**Written problem**
Copy out the whole listing exactly as written, leaving the pictures behind.

**Available data**
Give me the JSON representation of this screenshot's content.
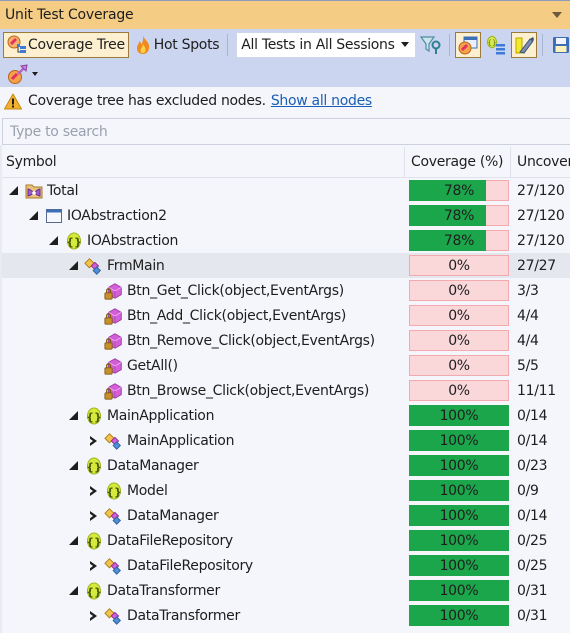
{
  "window": {
    "title": "Unit Test Coverage"
  },
  "toolbar": {
    "coverage_tree_label": "Coverage Tree",
    "coverage_tree_checked": true,
    "hot_spots_label": "Hot Spots",
    "session_filter": {
      "selected": "All Tests in All Sessions"
    },
    "icons": {
      "coverage_tree": "coverage-tree-icon",
      "hot_spots": "flame-icon",
      "filter": "filter-settings-icon",
      "show_coverage_window": "coverage-window-icon",
      "show_namespaces": "namespace-list-icon",
      "highlight": "highlighter-icon",
      "save": "save-icon",
      "navigate": "navigate-icon"
    }
  },
  "notice": {
    "text": "Coverage tree has excluded nodes.",
    "link": "Show all nodes",
    "icon": "warning-icon"
  },
  "search": {
    "placeholder": "Type to search",
    "value": ""
  },
  "columns": {
    "symbol": "Symbol",
    "coverage": "Coverage (%)",
    "uncovered": "Uncover"
  },
  "colors": {
    "covered": "#1ba64b",
    "uncovered": "#fad7d9",
    "uncovered_border": "#f3a9ae",
    "title_bar": "#f5cc84",
    "toolbar": "#ccd5f0",
    "link": "#1a5fb4"
  },
  "rows": [
    {
      "name": "Total",
      "level": 0,
      "expander": "expanded",
      "icon": "solution-icon",
      "coverage": 78,
      "coverage_label": "78%",
      "uncovered": "27/120"
    },
    {
      "name": "IOAbstraction2",
      "level": 1,
      "expander": "expanded",
      "icon": "assembly-icon",
      "coverage": 78,
      "coverage_label": "78%",
      "uncovered": "27/120"
    },
    {
      "name": "IOAbstraction",
      "level": 2,
      "expander": "expanded",
      "icon": "namespace-icon",
      "coverage": 78,
      "coverage_label": "78%",
      "uncovered": "27/120"
    },
    {
      "name": "FrmMain",
      "level": 3,
      "expander": "expanded",
      "icon": "class-icon",
      "coverage": 0,
      "coverage_label": "0%",
      "uncovered": "27/27",
      "selected": true
    },
    {
      "name": "Btn_Get_Click(object,EventArgs)",
      "level": 4,
      "expander": "none",
      "icon": "private-method-icon",
      "coverage": 0,
      "coverage_label": "0%",
      "uncovered": "3/3"
    },
    {
      "name": "Btn_Add_Click(object,EventArgs)",
      "level": 4,
      "expander": "none",
      "icon": "private-method-icon",
      "coverage": 0,
      "coverage_label": "0%",
      "uncovered": "4/4"
    },
    {
      "name": "Btn_Remove_Click(object,EventArgs)",
      "level": 4,
      "expander": "none",
      "icon": "private-method-icon",
      "coverage": 0,
      "coverage_label": "0%",
      "uncovered": "4/4"
    },
    {
      "name": "GetAll()",
      "level": 4,
      "expander": "none",
      "icon": "private-method-icon",
      "coverage": 0,
      "coverage_label": "0%",
      "uncovered": "5/5"
    },
    {
      "name": "Btn_Browse_Click(object,EventArgs)",
      "level": 4,
      "expander": "none",
      "icon": "private-method-icon",
      "coverage": 0,
      "coverage_label": "0%",
      "uncovered": "11/11"
    },
    {
      "name": "MainApplication",
      "level": 3,
      "expander": "expanded",
      "icon": "namespace-icon",
      "coverage": 100,
      "coverage_label": "100%",
      "uncovered": "0/14"
    },
    {
      "name": "MainApplication",
      "level": 4,
      "expander": "collapsed",
      "icon": "class-icon",
      "coverage": 100,
      "coverage_label": "100%",
      "uncovered": "0/14"
    },
    {
      "name": "DataManager",
      "level": 3,
      "expander": "expanded",
      "icon": "namespace-icon",
      "coverage": 100,
      "coverage_label": "100%",
      "uncovered": "0/23"
    },
    {
      "name": "Model",
      "level": 4,
      "expander": "collapsed",
      "icon": "namespace-icon",
      "coverage": 100,
      "coverage_label": "100%",
      "uncovered": "0/9"
    },
    {
      "name": "DataManager",
      "level": 4,
      "expander": "collapsed",
      "icon": "class-icon",
      "coverage": 100,
      "coverage_label": "100%",
      "uncovered": "0/14"
    },
    {
      "name": "DataFileRepository",
      "level": 3,
      "expander": "expanded",
      "icon": "namespace-icon",
      "coverage": 100,
      "coverage_label": "100%",
      "uncovered": "0/25"
    },
    {
      "name": "DataFileRepository",
      "level": 4,
      "expander": "collapsed",
      "icon": "class-icon",
      "coverage": 100,
      "coverage_label": "100%",
      "uncovered": "0/25"
    },
    {
      "name": "DataTransformer",
      "level": 3,
      "expander": "expanded",
      "icon": "namespace-icon",
      "coverage": 100,
      "coverage_label": "100%",
      "uncovered": "0/31"
    },
    {
      "name": "DataTransformer",
      "level": 4,
      "expander": "collapsed",
      "icon": "class-icon",
      "coverage": 100,
      "coverage_label": "100%",
      "uncovered": "0/31"
    }
  ]
}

**The response**
Give me the JSON representation of this screenshot's content.
{
  "window": {
    "title": "Unit Test Coverage"
  },
  "toolbar": {
    "coverage_tree_label": "Coverage Tree",
    "coverage_tree_checked": true,
    "hot_spots_label": "Hot Spots",
    "session_filter": {
      "selected": "All Tests in All Sessions"
    },
    "icons": {
      "coverage_tree": "coverage-tree-icon",
      "hot_spots": "flame-icon",
      "filter": "filter-settings-icon",
      "show_coverage_window": "coverage-window-icon",
      "show_namespaces": "namespace-list-icon",
      "highlight": "highlighter-icon",
      "save": "save-icon",
      "navigate": "navigate-icon"
    }
  },
  "notice": {
    "text": "Coverage tree has excluded nodes.",
    "link": "Show all nodes",
    "icon": "warning-icon"
  },
  "search": {
    "placeholder": "Type to search",
    "value": ""
  },
  "columns": {
    "symbol": "Symbol",
    "coverage": "Coverage (%)",
    "uncovered": "Uncover"
  },
  "colors": {
    "covered": "#1ba64b",
    "uncovered": "#fad7d9",
    "uncovered_border": "#f3a9ae",
    "title_bar": "#f5cc84",
    "toolbar": "#ccd5f0",
    "link": "#1a5fb4"
  },
  "rows": [
    {
      "name": "Total",
      "level": 0,
      "expander": "expanded",
      "icon": "solution-icon",
      "coverage": 78,
      "coverage_label": "78%",
      "uncovered": "27/120"
    },
    {
      "name": "IOAbstraction2",
      "level": 1,
      "expander": "expanded",
      "icon": "assembly-icon",
      "coverage": 78,
      "coverage_label": "78%",
      "uncovered": "27/120"
    },
    {
      "name": "IOAbstraction",
      "level": 2,
      "expander": "expanded",
      "icon": "namespace-icon",
      "coverage": 78,
      "coverage_label": "78%",
      "uncovered": "27/120"
    },
    {
      "name": "FrmMain",
      "level": 3,
      "expander": "expanded",
      "icon": "class-icon",
      "coverage": 0,
      "coverage_label": "0%",
      "uncovered": "27/27",
      "selected": true
    },
    {
      "name": "Btn_Get_Click(object,EventArgs)",
      "level": 4,
      "expander": "none",
      "icon": "private-method-icon",
      "coverage": 0,
      "coverage_label": "0%",
      "uncovered": "3/3"
    },
    {
      "name": "Btn_Add_Click(object,EventArgs)",
      "level": 4,
      "expander": "none",
      "icon": "private-method-icon",
      "coverage": 0,
      "coverage_label": "0%",
      "uncovered": "4/4"
    },
    {
      "name": "Btn_Remove_Click(object,EventArgs)",
      "level": 4,
      "expander": "none",
      "icon": "private-method-icon",
      "coverage": 0,
      "coverage_label": "0%",
      "uncovered": "4/4"
    },
    {
      "name": "GetAll()",
      "level": 4,
      "expander": "none",
      "icon": "private-method-icon",
      "coverage": 0,
      "coverage_label": "0%",
      "uncovered": "5/5"
    },
    {
      "name": "Btn_Browse_Click(object,EventArgs)",
      "level": 4,
      "expander": "none",
      "icon": "private-method-icon",
      "coverage": 0,
      "coverage_label": "0%",
      "uncovered": "11/11"
    },
    {
      "name": "MainApplication",
      "level": 3,
      "expander": "expanded",
      "icon": "namespace-icon",
      "coverage": 100,
      "coverage_label": "100%",
      "uncovered": "0/14"
    },
    {
      "name": "MainApplication",
      "level": 4,
      "expander": "collapsed",
      "icon": "class-icon",
      "coverage": 100,
      "coverage_label": "100%",
      "uncovered": "0/14"
    },
    {
      "name": "DataManager",
      "level": 3,
      "expander": "expanded",
      "icon": "namespace-icon",
      "coverage": 100,
      "coverage_label": "100%",
      "uncovered": "0/23"
    },
    {
      "name": "Model",
      "level": 4,
      "expander": "collapsed",
      "icon": "namespace-icon",
      "coverage": 100,
      "coverage_label": "100%",
      "uncovered": "0/9"
    },
    {
      "name": "DataManager",
      "level": 4,
      "expander": "collapsed",
      "icon": "class-icon",
      "coverage": 100,
      "coverage_label": "100%",
      "uncovered": "0/14"
    },
    {
      "name": "DataFileRepository",
      "level": 3,
      "expander": "expanded",
      "icon": "namespace-icon",
      "coverage": 100,
      "coverage_label": "100%",
      "uncovered": "0/25"
    },
    {
      "name": "DataFileRepository",
      "level": 4,
      "expander": "collapsed",
      "icon": "class-icon",
      "coverage": 100,
      "coverage_label": "100%",
      "uncovered": "0/25"
    },
    {
      "name": "DataTransformer",
      "level": 3,
      "expander": "expanded",
      "icon": "namespace-icon",
      "coverage": 100,
      "coverage_label": "100%",
      "uncovered": "0/31"
    },
    {
      "name": "DataTransformer",
      "level": 4,
      "expander": "collapsed",
      "icon": "class-icon",
      "coverage": 100,
      "coverage_label": "100%",
      "uncovered": "0/31"
    }
  ]
}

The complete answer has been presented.